_Exercise task:_ Your answer should be a single number: the count of lines holding the word "líderes".

-- BEGIN Data for processing --

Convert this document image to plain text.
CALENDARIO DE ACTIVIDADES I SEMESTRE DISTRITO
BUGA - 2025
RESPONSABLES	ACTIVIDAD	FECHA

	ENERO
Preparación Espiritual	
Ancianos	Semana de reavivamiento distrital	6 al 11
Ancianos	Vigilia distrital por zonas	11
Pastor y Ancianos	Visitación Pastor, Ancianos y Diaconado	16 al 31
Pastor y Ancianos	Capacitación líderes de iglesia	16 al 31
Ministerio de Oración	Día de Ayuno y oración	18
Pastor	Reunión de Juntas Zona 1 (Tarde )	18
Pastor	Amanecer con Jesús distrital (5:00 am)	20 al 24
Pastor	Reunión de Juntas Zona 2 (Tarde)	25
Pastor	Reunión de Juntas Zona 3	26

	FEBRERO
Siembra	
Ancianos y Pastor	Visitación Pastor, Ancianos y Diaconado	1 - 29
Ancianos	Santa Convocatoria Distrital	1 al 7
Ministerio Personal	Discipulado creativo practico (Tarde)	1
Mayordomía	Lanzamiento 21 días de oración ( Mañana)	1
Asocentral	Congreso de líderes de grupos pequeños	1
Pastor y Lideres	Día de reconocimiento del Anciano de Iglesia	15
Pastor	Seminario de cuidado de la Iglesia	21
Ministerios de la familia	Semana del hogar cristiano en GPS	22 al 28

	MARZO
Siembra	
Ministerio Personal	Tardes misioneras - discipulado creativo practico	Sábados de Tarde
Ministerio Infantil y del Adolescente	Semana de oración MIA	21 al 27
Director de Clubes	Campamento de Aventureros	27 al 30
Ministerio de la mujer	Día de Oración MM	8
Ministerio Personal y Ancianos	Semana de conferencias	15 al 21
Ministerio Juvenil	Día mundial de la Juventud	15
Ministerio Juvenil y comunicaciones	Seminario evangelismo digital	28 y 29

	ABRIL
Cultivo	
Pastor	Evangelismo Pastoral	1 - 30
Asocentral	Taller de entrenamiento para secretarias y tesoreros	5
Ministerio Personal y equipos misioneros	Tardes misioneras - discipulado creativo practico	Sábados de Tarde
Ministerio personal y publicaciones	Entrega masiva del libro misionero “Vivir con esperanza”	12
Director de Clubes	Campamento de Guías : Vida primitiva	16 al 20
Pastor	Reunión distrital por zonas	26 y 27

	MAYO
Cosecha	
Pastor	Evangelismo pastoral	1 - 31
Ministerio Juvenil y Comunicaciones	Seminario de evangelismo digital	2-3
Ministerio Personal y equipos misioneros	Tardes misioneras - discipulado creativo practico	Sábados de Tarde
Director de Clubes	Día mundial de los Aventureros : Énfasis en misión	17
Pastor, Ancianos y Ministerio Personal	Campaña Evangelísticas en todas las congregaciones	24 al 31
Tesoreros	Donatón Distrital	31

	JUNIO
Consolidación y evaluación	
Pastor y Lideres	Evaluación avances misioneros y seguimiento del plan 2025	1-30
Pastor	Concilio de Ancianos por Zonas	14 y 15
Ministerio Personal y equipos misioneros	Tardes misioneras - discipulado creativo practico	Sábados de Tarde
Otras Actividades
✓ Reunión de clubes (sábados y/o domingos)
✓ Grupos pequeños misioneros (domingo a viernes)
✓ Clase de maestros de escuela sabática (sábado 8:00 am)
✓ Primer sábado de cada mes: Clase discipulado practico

-- END Data for processing --

_Solution for this task:_ 2